#### ENTRIES PROVIDED ####

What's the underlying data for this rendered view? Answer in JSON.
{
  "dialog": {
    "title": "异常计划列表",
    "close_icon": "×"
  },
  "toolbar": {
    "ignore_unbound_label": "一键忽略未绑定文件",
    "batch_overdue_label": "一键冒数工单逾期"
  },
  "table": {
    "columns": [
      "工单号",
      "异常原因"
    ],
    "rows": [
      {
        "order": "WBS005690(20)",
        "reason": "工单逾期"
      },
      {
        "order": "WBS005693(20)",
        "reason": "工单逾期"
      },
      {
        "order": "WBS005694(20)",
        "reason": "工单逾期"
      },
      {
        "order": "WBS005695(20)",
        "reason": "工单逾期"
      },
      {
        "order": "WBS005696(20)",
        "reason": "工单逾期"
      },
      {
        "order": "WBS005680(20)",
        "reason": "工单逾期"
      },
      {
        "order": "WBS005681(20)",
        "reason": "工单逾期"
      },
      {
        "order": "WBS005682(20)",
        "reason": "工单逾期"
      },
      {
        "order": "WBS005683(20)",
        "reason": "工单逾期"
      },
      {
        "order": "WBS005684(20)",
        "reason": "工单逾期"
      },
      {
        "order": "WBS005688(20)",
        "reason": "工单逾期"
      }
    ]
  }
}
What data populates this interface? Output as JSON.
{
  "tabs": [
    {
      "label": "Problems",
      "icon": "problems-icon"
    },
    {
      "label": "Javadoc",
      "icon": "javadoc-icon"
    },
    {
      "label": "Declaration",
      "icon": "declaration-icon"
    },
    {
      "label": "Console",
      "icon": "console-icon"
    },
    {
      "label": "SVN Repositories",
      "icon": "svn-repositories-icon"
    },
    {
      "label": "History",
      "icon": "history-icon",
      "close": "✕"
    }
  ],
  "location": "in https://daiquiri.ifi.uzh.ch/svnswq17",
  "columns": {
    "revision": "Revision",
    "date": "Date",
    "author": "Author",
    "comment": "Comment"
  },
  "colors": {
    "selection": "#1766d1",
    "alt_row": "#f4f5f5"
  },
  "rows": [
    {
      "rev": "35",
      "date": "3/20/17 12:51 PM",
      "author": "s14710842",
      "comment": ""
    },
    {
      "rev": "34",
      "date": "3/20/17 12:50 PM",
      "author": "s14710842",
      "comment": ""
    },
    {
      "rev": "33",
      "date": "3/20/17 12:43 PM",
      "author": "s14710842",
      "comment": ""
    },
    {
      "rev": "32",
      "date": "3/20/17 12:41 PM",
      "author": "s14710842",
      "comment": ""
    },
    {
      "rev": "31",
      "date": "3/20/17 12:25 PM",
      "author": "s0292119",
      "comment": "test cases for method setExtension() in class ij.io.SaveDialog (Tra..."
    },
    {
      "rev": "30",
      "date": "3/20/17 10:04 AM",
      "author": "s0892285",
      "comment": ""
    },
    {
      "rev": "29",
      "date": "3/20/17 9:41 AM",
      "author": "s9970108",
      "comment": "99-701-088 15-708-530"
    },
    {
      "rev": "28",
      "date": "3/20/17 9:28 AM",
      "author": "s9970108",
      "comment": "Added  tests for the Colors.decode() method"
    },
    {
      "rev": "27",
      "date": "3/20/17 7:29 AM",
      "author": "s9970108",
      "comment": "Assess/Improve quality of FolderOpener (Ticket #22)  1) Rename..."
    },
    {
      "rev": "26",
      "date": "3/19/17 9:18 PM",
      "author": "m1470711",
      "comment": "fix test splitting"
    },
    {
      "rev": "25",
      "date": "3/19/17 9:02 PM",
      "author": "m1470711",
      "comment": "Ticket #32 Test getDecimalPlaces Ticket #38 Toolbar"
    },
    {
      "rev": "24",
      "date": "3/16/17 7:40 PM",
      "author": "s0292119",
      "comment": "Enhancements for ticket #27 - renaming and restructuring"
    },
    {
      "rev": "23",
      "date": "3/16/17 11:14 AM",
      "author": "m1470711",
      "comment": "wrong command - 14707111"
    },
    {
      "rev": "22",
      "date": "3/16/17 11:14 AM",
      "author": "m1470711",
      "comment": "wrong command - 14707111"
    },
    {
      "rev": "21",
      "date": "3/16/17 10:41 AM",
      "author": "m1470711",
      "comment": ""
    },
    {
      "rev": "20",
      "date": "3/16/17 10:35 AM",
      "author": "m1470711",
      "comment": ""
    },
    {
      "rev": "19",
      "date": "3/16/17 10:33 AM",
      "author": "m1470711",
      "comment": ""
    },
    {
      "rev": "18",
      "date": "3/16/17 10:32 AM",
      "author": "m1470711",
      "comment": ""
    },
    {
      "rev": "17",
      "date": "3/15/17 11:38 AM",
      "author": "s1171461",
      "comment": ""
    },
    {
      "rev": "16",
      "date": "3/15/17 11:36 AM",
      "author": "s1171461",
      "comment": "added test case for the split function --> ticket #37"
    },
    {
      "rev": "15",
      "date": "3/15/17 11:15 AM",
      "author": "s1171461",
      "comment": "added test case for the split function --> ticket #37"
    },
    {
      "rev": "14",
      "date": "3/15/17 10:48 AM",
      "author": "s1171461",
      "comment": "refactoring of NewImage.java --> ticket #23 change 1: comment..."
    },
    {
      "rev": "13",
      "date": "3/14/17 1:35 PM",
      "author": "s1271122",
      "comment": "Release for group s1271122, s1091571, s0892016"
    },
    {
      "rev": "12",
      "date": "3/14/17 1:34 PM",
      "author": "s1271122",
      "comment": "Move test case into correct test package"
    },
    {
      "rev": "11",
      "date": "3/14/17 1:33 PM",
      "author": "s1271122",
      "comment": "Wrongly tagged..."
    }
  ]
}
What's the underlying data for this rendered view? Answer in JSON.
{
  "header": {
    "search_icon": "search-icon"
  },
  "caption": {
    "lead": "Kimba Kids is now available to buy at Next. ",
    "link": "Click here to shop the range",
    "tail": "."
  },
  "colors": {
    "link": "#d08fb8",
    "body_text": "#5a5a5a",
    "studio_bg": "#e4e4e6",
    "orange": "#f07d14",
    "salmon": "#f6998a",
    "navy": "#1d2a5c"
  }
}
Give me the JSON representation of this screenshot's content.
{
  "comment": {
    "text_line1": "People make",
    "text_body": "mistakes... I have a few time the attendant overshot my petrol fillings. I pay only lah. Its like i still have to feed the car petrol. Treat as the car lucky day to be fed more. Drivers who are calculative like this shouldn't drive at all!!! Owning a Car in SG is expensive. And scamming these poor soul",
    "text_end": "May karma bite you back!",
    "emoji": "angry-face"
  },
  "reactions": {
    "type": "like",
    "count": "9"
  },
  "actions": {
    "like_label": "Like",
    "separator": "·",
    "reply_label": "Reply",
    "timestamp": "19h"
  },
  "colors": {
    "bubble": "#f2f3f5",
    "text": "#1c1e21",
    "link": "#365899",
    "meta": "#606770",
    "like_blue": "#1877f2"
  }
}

####

• **GOAL**:
Take the listing above and set it down exactly.

• **FINISHED EXERCISE**:
What's the underlying data for this rendered view? Answer in JSON.
{
  "dialog": {
    "title": "异常计划列表",
    "close_icon": "×"
  },
  "toolbar": {
    "ignore_unbound_label": "一键忽略未绑定文件",
    "batch_overdue_label": "一键冒数工单逾期"
  },
  "table": {
    "columns": [
      "工单号",
      "异常原因"
    ],
    "rows": [
      {
        "order": "WBS005690(20)",
        "reason": "工单逾期"
      },
      {
        "order": "WBS005693(20)",
        "reason": "工单逾期"
      },
      {
        "order": "WBS005694(20)",
        "reason": "工单逾期"
      },
      {
        "order": "WBS005695(20)",
        "reason": "工单逾期"
      },
      {
        "order": "WBS005696(20)",
        "reason": "工单逾期"
      },
      {
        "order": "WBS005680(20)",
        "reason": "工单逾期"
      },
      {
        "order": "WBS005681(20)",
        "reason": "工单逾期"
      },
      {
        "order": "WBS005682(20)",
        "reason": "工单逾期"
      },
      {
        "order": "WBS005683(20)",
        "reason": "工单逾期"
      },
      {
        "order": "WBS005684(20)",
        "reason": "工单逾期"
      },
      {
        "order": "WBS005688(20)",
        "reason": "工单逾期"
      }
    ]
  }
}
What data populates this interface? Output as JSON.
{
  "tabs": [
    {
      "label": "Problems",
      "icon": "problems-icon"
    },
    {
      "label": "Javadoc",
      "icon": "javadoc-icon"
    },
    {
      "label": "Declaration",
      "icon": "declaration-icon"
    },
    {
      "label": "Console",
      "icon": "console-icon"
    },
    {
      "label": "SVN Repositories",
      "icon": "svn-repositories-icon"
    },
    {
      "label": "History",
      "icon": "history-icon",
      "close": "✕"
    }
  ],
  "location": "in https://daiquiri.ifi.uzh.ch/svnswq17",
  "columns": {
    "revision": "Revision",
    "date": "Date",
    "author": "Author",
    "comment": "Comment"
  },
  "colors": {
    "selection": "#1766d1",
    "alt_row": "#f4f5f5"
  },
  "rows": [
    {
      "rev": "35",
      "date": "3/20/17 12:51 PM",
      "author": "s14710842",
      "comment": ""
    },
    {
      "rev": "34",
      "date": "3/20/17 12:50 PM",
      "author": "s14710842",
      "comment": ""
    },
    {
      "rev": "33",
      "date": "3/20/17 12:43 PM",
      "author": "s14710842",
      "comment": ""
    },
    {
      "rev": "32",
      "date": "3/20/17 12:41 PM",
      "author": "s14710842",
      "comment": ""
    },
    {
      "rev": "31",
      "date": "3/20/17 12:25 PM",
      "author": "s0292119",
      "comment": "test cases for method setExtension() in class ij.io.SaveDialog (Tra..."
    },
    {
      "rev": "30",
      "date": "3/20/17 10:04 AM",
      "author": "s0892285",
      "comment": ""
    },
    {
      "rev": "29",
      "date": "3/20/17 9:41 AM",
      "author": "s9970108",
      "comment": "99-701-088 15-708-530"
    },
    {
      "rev": "28",
      "date": "3/20/17 9:28 AM",
      "author": "s9970108",
      "comment": "Added  tests for the Colors.decode() method"
    },
    {
      "rev": "27",
      "date": "3/20/17 7:29 AM",
      "author": "s9970108",
      "comment": "Assess/Improve quality of FolderOpener (Ticket #22)  1) Rename..."
    },
    {
      "rev": "26",
      "date": "3/19/17 9:18 PM",
      "author": "m1470711",
      "comment": "fix test splitting"
    },
    {
      "rev": "25",
      "date": "3/19/17 9:02 PM",
      "author": "m1470711",
      "comment": "Ticket #32 Test getDecimalPlaces Ticket #38 Toolbar"
    },
    {
      "rev": "24",
      "date": "3/16/17 7:40 PM",
      "author": "s0292119",
      "comment": "Enhancements for ticket #27 - renaming and restructuring"
    },
    {
      "rev": "23",
      "date": "3/16/17 11:14 AM",
      "author": "m1470711",
      "comment": "wrong command - 14707111"
    },
    {
      "rev": "22",
      "date": "3/16/17 11:14 AM",
      "author": "m1470711",
      "comment": "wrong command - 14707111"
    },
    {
      "rev": "21",
      "date": "3/16/17 10:41 AM",
      "author": "m1470711",
      "comment": ""
    },
    {
      "rev": "20",
      "date": "3/16/17 10:35 AM",
      "author": "m1470711",
      "comment": ""
    },
    {
      "rev": "19",
      "date": "3/16/17 10:33 AM",
      "author": "m1470711",
      "comment": ""
    },
    {
      "rev": "18",
      "date": "3/16/17 10:32 AM",
      "author": "m1470711",
      "comment": ""
    },
    {
      "rev": "17",
      "date": "3/15/17 11:38 AM",
      "author": "s1171461",
      "comment": ""
    },
    {
      "rev": "16",
      "date": "3/15/17 11:36 AM",
      "author": "s1171461",
      "comment": "added test case for the split function --> ticket #37"
    },
    {
      "rev": "15",
      "date": "3/15/17 11:15 AM",
      "author": "s1171461",
      "comment": "added test case for the split function --> ticket #37"
    },
    {
      "rev": "14",
      "date": "3/15/17 10:48 AM",
      "author": "s1171461",
      "comment": "refactoring of NewImage.java --> ticket #23 change 1: comment..."
    },
    {
      "rev": "13",
      "date": "3/14/17 1:35 PM",
      "author": "s1271122",
      "comment": "Release for group s1271122, s1091571, s0892016"
    },
    {
      "rev": "12",
      "date": "3/14/17 1:34 PM",
      "author": "s1271122",
      "comment": "Move test case into correct test package"
    },
    {
      "rev": "11",
      "date": "3/14/17 1:33 PM",
      "author": "s1271122",
      "comment": "Wrongly tagged..."
    }
  ]
}
What's the underlying data for this rendered view? Answer in JSON.
{
  "header": {
    "search_icon": "search-icon"
  },
  "caption": {
    "lead": "Kimba Kids is now available to buy at Next. ",
    "link": "Click here to shop the range",
    "tail": "."
  },
  "colors": {
    "link": "#d08fb8",
    "body_text": "#5a5a5a",
    "studio_bg": "#e4e4e6",
    "orange": "#f07d14",
    "salmon": "#f6998a",
    "navy": "#1d2a5c"
  }
}
Give me the JSON representation of this screenshot's content.
{
  "comment": {
    "text_line1": "People make",
    "text_body": "mistakes... I have a few time the attendant overshot my petrol fillings. I pay only lah. Its like i still have to feed the car petrol. Treat as the car lucky day to be fed more. Drivers who are calculative like this shouldn't drive at all!!! Owning a Car in SG is expensive. And scamming these poor soul",
    "text_end": "May karma bite you back!",
    "emoji": "angry-face"
  },
  "reactions": {
    "type": "like",
    "count": "9"
  },
  "actions": {
    "like_label": "Like",
    "separator": "·",
    "reply_label": "Reply",
    "timestamp": "19h"
  },
  "colors": {
    "bubble": "#f2f3f5",
    "text": "#1c1e21",
    "link": "#365899",
    "meta": "#606770",
    "like_blue": "#1877f2"
  }
}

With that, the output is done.